→ **Required task**
Write the data below out exactly as it stands. Do not include the pictures.

→ **Provided data**
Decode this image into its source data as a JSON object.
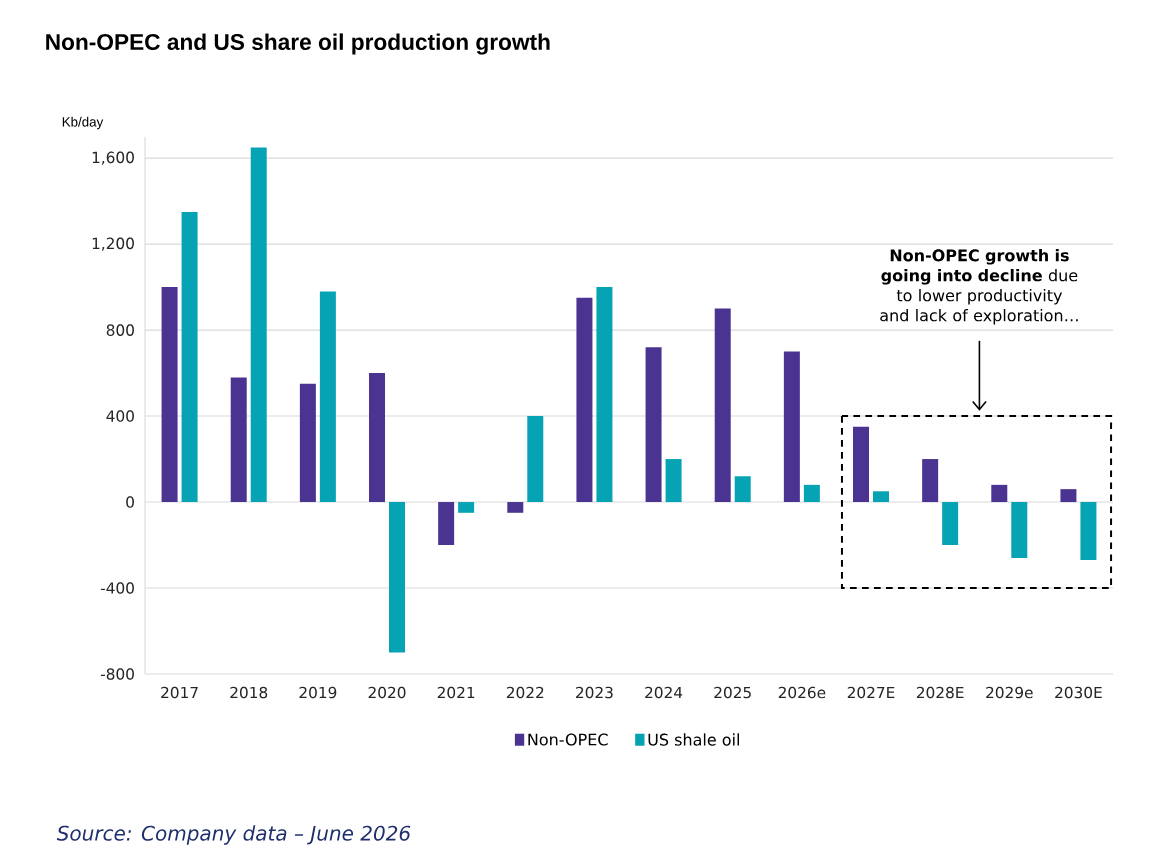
{
  "chart_data": {
    "type": "bar",
    "title": "Non-OPEC and US share oil production growth",
    "ylabel": "Kb/day",
    "categories": [
      "2017",
      "2018",
      "2019",
      "2020",
      "2021",
      "2022",
      "2023",
      "2024",
      "2025",
      "2026e",
      "2027E",
      "2028E",
      "2029e",
      "2030E"
    ],
    "series": [
      {
        "name": "Non-OPEC",
        "color": "#4b3391",
        "values": [
          1000,
          580,
          550,
          600,
          -200,
          -50,
          950,
          720,
          900,
          700,
          350,
          200,
          80,
          60
        ]
      },
      {
        "name": "US shale oil",
        "color": "#05a3b3",
        "values": [
          1350,
          1650,
          980,
          -700,
          -50,
          400,
          1000,
          200,
          120,
          80,
          50,
          -200,
          -260,
          -270
        ]
      }
    ],
    "ylim": [
      -800,
      1700
    ],
    "yticks": [
      -800,
      -400,
      0,
      400,
      800,
      {
        "value": 1200,
        "label": "1,200"
      },
      {
        "value": 1600,
        "label": "1,600"
      }
    ],
    "grid": "y",
    "legend": "bottom",
    "annotations": [
      "**Non-OPEC growth is going into decline** due to lower productivity and lack of exploration…",
      "Source: Company data – June 2026"
    ]
  }
}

→ **Exercise solution**
Decode this image into its source data as a JSON object.
{
  "chart_data": {
    "type": "bar",
    "title": "Non-OPEC and US share oil production growth",
    "ylabel": "Kb/day",
    "categories": [
      "2017",
      "2018",
      "2019",
      "2020",
      "2021",
      "2022",
      "2023",
      "2024",
      "2025",
      "2026e",
      "2027E",
      "2028E",
      "2029e",
      "2030E"
    ],
    "series": [
      {
        "name": "Non-OPEC",
        "color": "#4b3391",
        "values": [
          1000,
          580,
          550,
          600,
          -200,
          -50,
          950,
          720,
          900,
          700,
          350,
          200,
          80,
          60
        ]
      },
      {
        "name": "US shale oil",
        "color": "#05a3b3",
        "values": [
          1350,
          1650,
          980,
          -700,
          -50,
          400,
          1000,
          200,
          120,
          80,
          50,
          -200,
          -260,
          -270
        ]
      }
    ],
    "ylim": [
      -800,
      1700
    ],
    "yticks": [
      -800,
      -400,
      0,
      400,
      800,
      {
        "value": 1200,
        "label": "1,200"
      },
      {
        "value": 1600,
        "label": "1,600"
      }
    ],
    "grid": "y",
    "legend": "bottom",
    "annotations": [
      "**Non-OPEC growth is going into decline** due to lower productivity and lack of exploration…",
      "Source: Company data – June 2026"
    ]
  }
}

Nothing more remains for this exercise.